_Objective_
Print all records exactly, leaving nothing out.

_ _ _ _ _

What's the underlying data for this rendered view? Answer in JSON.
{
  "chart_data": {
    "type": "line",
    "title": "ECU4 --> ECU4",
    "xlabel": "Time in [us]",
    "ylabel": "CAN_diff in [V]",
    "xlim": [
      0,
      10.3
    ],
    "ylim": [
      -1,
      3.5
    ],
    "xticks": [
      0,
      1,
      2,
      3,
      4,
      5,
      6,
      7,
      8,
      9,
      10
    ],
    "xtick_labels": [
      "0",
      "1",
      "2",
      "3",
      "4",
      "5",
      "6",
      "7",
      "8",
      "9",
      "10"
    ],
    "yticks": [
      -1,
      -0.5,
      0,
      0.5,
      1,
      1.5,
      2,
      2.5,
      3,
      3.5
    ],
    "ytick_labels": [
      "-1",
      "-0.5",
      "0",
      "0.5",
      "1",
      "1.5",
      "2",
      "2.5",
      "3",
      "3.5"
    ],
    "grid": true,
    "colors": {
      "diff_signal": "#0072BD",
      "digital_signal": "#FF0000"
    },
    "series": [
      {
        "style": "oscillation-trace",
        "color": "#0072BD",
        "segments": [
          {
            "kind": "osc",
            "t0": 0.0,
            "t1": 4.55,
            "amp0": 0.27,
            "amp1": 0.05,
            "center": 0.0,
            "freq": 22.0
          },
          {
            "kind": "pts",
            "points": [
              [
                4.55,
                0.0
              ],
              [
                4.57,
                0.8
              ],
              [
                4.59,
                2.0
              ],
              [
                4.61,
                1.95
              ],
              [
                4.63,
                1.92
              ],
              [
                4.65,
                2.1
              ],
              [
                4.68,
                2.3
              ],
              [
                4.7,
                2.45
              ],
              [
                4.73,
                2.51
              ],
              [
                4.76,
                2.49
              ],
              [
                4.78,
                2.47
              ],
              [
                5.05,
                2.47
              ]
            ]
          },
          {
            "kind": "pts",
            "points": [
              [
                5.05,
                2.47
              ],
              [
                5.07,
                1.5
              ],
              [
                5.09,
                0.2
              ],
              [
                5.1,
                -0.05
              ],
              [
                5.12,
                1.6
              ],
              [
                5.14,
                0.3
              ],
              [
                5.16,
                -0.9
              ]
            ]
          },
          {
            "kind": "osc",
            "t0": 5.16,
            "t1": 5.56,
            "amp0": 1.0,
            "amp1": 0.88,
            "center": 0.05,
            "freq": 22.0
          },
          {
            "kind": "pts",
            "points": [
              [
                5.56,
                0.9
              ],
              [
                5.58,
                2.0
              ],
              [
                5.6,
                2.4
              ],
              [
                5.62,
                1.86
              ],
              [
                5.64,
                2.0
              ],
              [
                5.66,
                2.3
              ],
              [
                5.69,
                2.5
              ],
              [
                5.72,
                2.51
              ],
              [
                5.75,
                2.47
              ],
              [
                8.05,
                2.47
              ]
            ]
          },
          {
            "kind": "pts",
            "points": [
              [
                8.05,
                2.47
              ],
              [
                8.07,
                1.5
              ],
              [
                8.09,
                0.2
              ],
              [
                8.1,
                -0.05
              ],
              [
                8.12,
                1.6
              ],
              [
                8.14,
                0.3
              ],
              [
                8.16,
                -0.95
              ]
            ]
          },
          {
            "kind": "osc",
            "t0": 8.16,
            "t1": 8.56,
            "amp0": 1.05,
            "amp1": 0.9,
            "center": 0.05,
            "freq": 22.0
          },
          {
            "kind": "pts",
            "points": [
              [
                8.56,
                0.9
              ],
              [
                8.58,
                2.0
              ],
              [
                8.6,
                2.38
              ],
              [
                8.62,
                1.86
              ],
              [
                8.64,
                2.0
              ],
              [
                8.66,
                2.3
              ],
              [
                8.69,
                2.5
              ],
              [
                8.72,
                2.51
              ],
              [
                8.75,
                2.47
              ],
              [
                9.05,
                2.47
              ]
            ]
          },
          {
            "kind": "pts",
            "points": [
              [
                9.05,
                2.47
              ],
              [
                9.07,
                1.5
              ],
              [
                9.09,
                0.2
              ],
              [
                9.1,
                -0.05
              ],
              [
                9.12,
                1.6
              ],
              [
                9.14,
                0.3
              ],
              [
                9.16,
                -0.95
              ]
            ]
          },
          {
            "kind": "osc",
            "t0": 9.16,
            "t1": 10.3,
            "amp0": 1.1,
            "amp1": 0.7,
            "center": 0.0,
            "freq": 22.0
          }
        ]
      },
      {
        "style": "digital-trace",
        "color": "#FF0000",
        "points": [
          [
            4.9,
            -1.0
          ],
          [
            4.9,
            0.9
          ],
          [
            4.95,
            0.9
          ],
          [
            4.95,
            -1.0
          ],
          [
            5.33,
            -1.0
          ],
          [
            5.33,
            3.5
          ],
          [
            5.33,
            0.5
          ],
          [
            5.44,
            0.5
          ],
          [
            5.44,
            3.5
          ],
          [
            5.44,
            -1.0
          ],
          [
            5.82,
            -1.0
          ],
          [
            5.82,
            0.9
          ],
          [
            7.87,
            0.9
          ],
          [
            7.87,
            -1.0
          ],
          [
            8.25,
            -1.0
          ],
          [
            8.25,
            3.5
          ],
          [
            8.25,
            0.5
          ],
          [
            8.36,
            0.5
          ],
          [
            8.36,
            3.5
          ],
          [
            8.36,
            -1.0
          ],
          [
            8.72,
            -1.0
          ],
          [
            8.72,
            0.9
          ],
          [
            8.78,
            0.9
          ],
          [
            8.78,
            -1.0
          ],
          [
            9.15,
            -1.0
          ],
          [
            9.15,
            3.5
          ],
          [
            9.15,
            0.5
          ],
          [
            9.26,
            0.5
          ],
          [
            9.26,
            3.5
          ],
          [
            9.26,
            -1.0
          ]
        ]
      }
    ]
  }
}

_ _ _ _ _

_Task response_
What's the underlying data for this rendered view? Answer in JSON.
{
  "chart_data": {
    "type": "line",
    "title": "ECU4 --> ECU4",
    "xlabel": "Time in [us]",
    "ylabel": "CAN_diff in [V]",
    "xlim": [
      0,
      10.3
    ],
    "ylim": [
      -1,
      3.5
    ],
    "xticks": [
      0,
      1,
      2,
      3,
      4,
      5,
      6,
      7,
      8,
      9,
      10
    ],
    "xtick_labels": [
      "0",
      "1",
      "2",
      "3",
      "4",
      "5",
      "6",
      "7",
      "8",
      "9",
      "10"
    ],
    "yticks": [
      -1,
      -0.5,
      0,
      0.5,
      1,
      1.5,
      2,
      2.5,
      3,
      3.5
    ],
    "ytick_labels": [
      "-1",
      "-0.5",
      "0",
      "0.5",
      "1",
      "1.5",
      "2",
      "2.5",
      "3",
      "3.5"
    ],
    "grid": true,
    "colors": {
      "diff_signal": "#0072BD",
      "digital_signal": "#FF0000"
    },
    "series": [
      {
        "style": "oscillation-trace",
        "color": "#0072BD",
        "segments": [
          {
            "kind": "osc",
            "t0": 0.0,
            "t1": 4.55,
            "amp0": 0.27,
            "amp1": 0.05,
            "center": 0.0,
            "freq": 22.0
          },
          {
            "kind": "pts",
            "points": [
              [
                4.55,
                0.0
              ],
              [
                4.57,
                0.8
              ],
              [
                4.59,
                2.0
              ],
              [
                4.61,
                1.95
              ],
              [
                4.63,
                1.92
              ],
              [
                4.65,
                2.1
              ],
              [
                4.68,
                2.3
              ],
              [
                4.7,
                2.45
              ],
              [
                4.73,
                2.51
              ],
              [
                4.76,
                2.49
              ],
              [
                4.78,
                2.47
              ],
              [
                5.05,
                2.47
              ]
            ]
          },
          {
            "kind": "pts",
            "points": [
              [
                5.05,
                2.47
              ],
              [
                5.07,
                1.5
              ],
              [
                5.09,
                0.2
              ],
              [
                5.1,
                -0.05
              ],
              [
                5.12,
                1.6
              ],
              [
                5.14,
                0.3
              ],
              [
                5.16,
                -0.9
              ]
            ]
          },
          {
            "kind": "osc",
            "t0": 5.16,
            "t1": 5.56,
            "amp0": 1.0,
            "amp1": 0.88,
            "center": 0.05,
            "freq": 22.0
          },
          {
            "kind": "pts",
            "points": [
              [
                5.56,
                0.9
              ],
              [
                5.58,
                2.0
              ],
              [
                5.6,
                2.4
              ],
              [
                5.62,
                1.86
              ],
              [
                5.64,
                2.0
              ],
              [
                5.66,
                2.3
              ],
              [
                5.69,
                2.5
              ],
              [
                5.72,
                2.51
              ],
              [
                5.75,
                2.47
              ],
              [
                8.05,
                2.47
              ]
            ]
          },
          {
            "kind": "pts",
            "points": [
              [
                8.05,
                2.47
              ],
              [
                8.07,
                1.5
              ],
              [
                8.09,
                0.2
              ],
              [
                8.1,
                -0.05
              ],
              [
                8.12,
                1.6
              ],
              [
                8.14,
                0.3
              ],
              [
                8.16,
                -0.95
              ]
            ]
          },
          {
            "kind": "osc",
            "t0": 8.16,
            "t1": 8.56,
            "amp0": 1.05,
            "amp1": 0.9,
            "center": 0.05,
            "freq": 22.0
          },
          {
            "kind": "pts",
            "points": [
              [
                8.56,
                0.9
              ],
              [
                8.58,
                2.0
              ],
              [
                8.6,
                2.38
              ],
              [
                8.62,
                1.86
              ],
              [
                8.64,
                2.0
              ],
              [
                8.66,
                2.3
              ],
              [
                8.69,
                2.5
              ],
              [
                8.72,
                2.51
              ],
              [
                8.75,
                2.47
              ],
              [
                9.05,
                2.47
              ]
            ]
          },
          {
            "kind": "pts",
            "points": [
              [
                9.05,
                2.47
              ],
              [
                9.07,
                1.5
              ],
              [
                9.09,
                0.2
              ],
              [
                9.1,
                -0.05
              ],
              [
                9.12,
                1.6
              ],
              [
                9.14,
                0.3
              ],
              [
                9.16,
                -0.95
              ]
            ]
          },
          {
            "kind": "osc",
            "t0": 9.16,
            "t1": 10.3,
            "amp0": 1.1,
            "amp1": 0.7,
            "center": 0.0,
            "freq": 22.0
          }
        ]
      },
      {
        "style": "digital-trace",
        "color": "#FF0000",
        "points": [
          [
            4.9,
            -1.0
          ],
          [
            4.9,
            0.9
          ],
          [
            4.95,
            0.9
          ],
          [
            4.95,
            -1.0
          ],
          [
            5.33,
            -1.0
          ],
          [
            5.33,
            3.5
          ],
          [
            5.33,
            0.5
          ],
          [
            5.44,
            0.5
          ],
          [
            5.44,
            3.5
          ],
          [
            5.44,
            -1.0
          ],
          [
            5.82,
            -1.0
          ],
          [
            5.82,
            0.9
          ],
          [
            7.87,
            0.9
          ],
          [
            7.87,
            -1.0
          ],
          [
            8.25,
            -1.0
          ],
          [
            8.25,
            3.5
          ],
          [
            8.25,
            0.5
          ],
          [
            8.36,
            0.5
          ],
          [
            8.36,
            3.5
          ],
          [
            8.36,
            -1.0
          ],
          [
            8.72,
            -1.0
          ],
          [
            8.72,
            0.9
          ],
          [
            8.78,
            0.9
          ],
          [
            8.78,
            -1.0
          ],
          [
            9.15,
            -1.0
          ],
          [
            9.15,
            3.5
          ],
          [
            9.15,
            0.5
          ],
          [
            9.26,
            0.5
          ],
          [
            9.26,
            3.5
          ],
          [
            9.26,
            -1.0
          ]
        ]
      }
    ]
  }
}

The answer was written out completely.